Write every line out verbatim and omit the pictures.

BEGIN Data excerpts

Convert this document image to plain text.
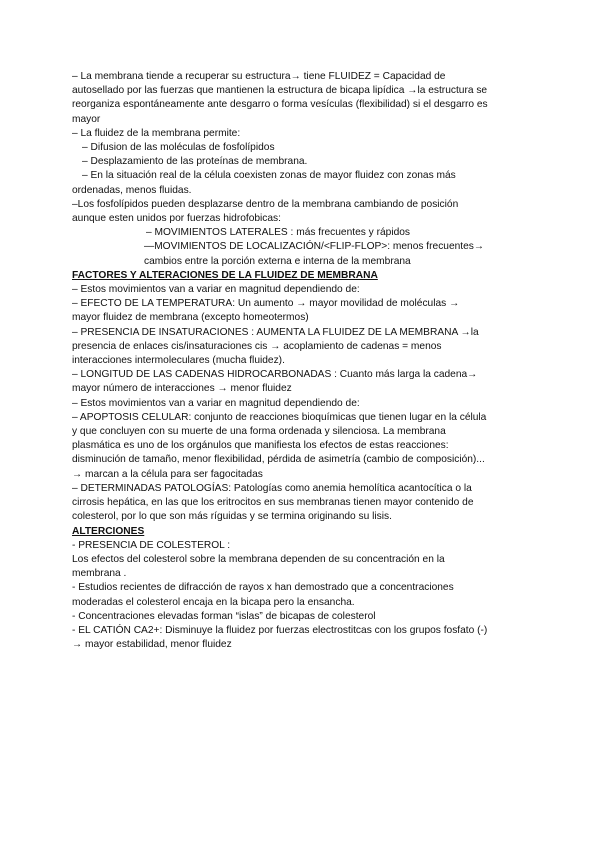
– La membrana tiende a recuperar su estructura→ tiene FLUIDEZ = Capacidad de
autosellado por las fuerzas que mantienen la estructura de bicapa lipídica →la estructura se
reorganiza espontáneamente ante desgarro o forma vesículas (flexibilidad) si el desgarro es
mayor
– La fluidez de la membrana permite:
– Difusion de las moléculas de fosfolípidos
– Desplazamiento de las proteínas de membrana.
– En la situación real de la célula coexisten zonas de mayor fluidez con zonas más
ordenadas, menos fluidas.
–Los fosfolípidos pueden desplazarse dentro de la membrana cambiando de posición
aunque esten unidos por fuerzas hidrofobicas:
– MOVIMIENTOS LATERALES : más frecuentes y rápidos
—MOVIMIENTOS DE LOCALIZACIÓN/<FLIP-FLOP>: menos frecuentes→
cambios entre la porción externa e interna de la membrana
FACTORES Y ALTERACIONES DE LA FLUIDEZ DE MEMBRANA
– Estos movimientos van a variar en magnitud dependiendo de:
– EFECTO DE LA TEMPERATURA: Un aumento → mayor movilidad de moléculas →
mayor fluidez de membrana (excepto homeotermos)
– PRESENCIA DE INSATURACIONES : AUMENTA LA FLUIDEZ DE LA MEMBRANA →la
presencia de enlaces cis/insaturaciones cis → acoplamiento de cadenas = menos
interacciones intermoleculares (mucha fluidez).
– LONGITUD DE LAS CADENAS HIDROCARBONADAS : Cuanto más larga la cadena→
mayor número de interacciones → menor fluidez
– Estos movimientos van a variar en magnitud dependiendo de:
– APOPTOSIS CELULAR: conjunto de reacciones bioquímicas que tienen lugar en la célula
y que concluyen con su muerte de una forma ordenada y silenciosa. La membrana
plasmática es uno de los orgánulos que manifiesta los efectos de estas reacciones:
disminución de tamaño, menor flexibilidad, pérdida de asimetría (cambio de composición)...
→ marcan a la célula para ser fagocitadas
– DETERMINADAS PATOLOGÍAS: Patologías como anemia hemolítica acantocítica o la
cirrosis hepática, en las que los eritrocitos en sus membranas tienen mayor contenido de
colesterol, por lo que son más ríguidas y se termina originando su lisis.
ALTERCIONES
- PRESENCIA DE COLESTEROL :
Los efectos del colesterol sobre la membrana dependen de su concentración en la
membrana .
- Estudios recientes de difracción de rayos x han demostrado que a concentraciones
moderadas el colesterol encaja en la bicapa pero la ensancha.
- Concentraciones elevadas forman “islas” de bicapas de colesterol
- EL CATIÓN CA2+: Disminuye la fluidez por fuerzas electrostitcas con los grupos fosfato (-)
→ mayor estabilidad, menor fluidez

END Data excerpts

Expected answer:
Convert this document image to plain text.
– La membrana tiende a recuperar su estructura→ tiene FLUIDEZ = Capacidad de
autosellado por las fuerzas que mantienen la estructura de bicapa lipídica →la estructura se
reorganiza espontáneamente ante desgarro o forma vesículas (flexibilidad) si el desgarro es
mayor
– La fluidez de la membrana permite:
– Difusion de las moléculas de fosfolípidos
– Desplazamiento de las proteínas de membrana.
– En la situación real de la célula coexisten zonas de mayor fluidez con zonas más
ordenadas, menos fluidas.
–Los fosfolípidos pueden desplazarse dentro de la membrana cambiando de posición
aunque esten unidos por fuerzas hidrofobicas:
– MOVIMIENTOS LATERALES : más frecuentes y rápidos
—MOVIMIENTOS DE LOCALIZACIÓN/<FLIP-FLOP>: menos frecuentes→
cambios entre la porción externa e interna de la membrana
FACTORES Y ALTERACIONES DE LA FLUIDEZ DE MEMBRANA
– Estos movimientos van a variar en magnitud dependiendo de:
– EFECTO DE LA TEMPERATURA: Un aumento → mayor movilidad de moléculas →
mayor fluidez de membrana (excepto homeotermos)
– PRESENCIA DE INSATURACIONES : AUMENTA LA FLUIDEZ DE LA MEMBRANA →la
presencia de enlaces cis/insaturaciones cis → acoplamiento de cadenas = menos
interacciones intermoleculares (mucha fluidez).
– LONGITUD DE LAS CADENAS HIDROCARBONADAS : Cuanto más larga la cadena→
mayor número de interacciones → menor fluidez
– Estos movimientos van a variar en magnitud dependiendo de:
– APOPTOSIS CELULAR: conjunto de reacciones bioquímicas que tienen lugar en la célula
y que concluyen con su muerte de una forma ordenada y silenciosa. La membrana
plasmática es uno de los orgánulos que manifiesta los efectos de estas reacciones:
disminución de tamaño, menor flexibilidad, pérdida de asimetría (cambio de composición)...
→ marcan a la célula para ser fagocitadas
– DETERMINADAS PATOLOGÍAS: Patologías como anemia hemolítica acantocítica o la
cirrosis hepática, en las que los eritrocitos en sus membranas tienen mayor contenido de
colesterol, por lo que son más ríguidas y se termina originando su lisis.
ALTERCIONES
- PRESENCIA DE COLESTEROL :
Los efectos del colesterol sobre la membrana dependen de su concentración en la
membrana .
- Estudios recientes de difracción de rayos x han demostrado que a concentraciones
moderadas el colesterol encaja en la bicapa pero la ensancha.
- Concentraciones elevadas forman “islas” de bicapas de colesterol
- EL CATIÓN CA2+: Disminuye la fluidez por fuerzas electrostitcas con los grupos fosfato (-)
→ mayor estabilidad, menor fluidez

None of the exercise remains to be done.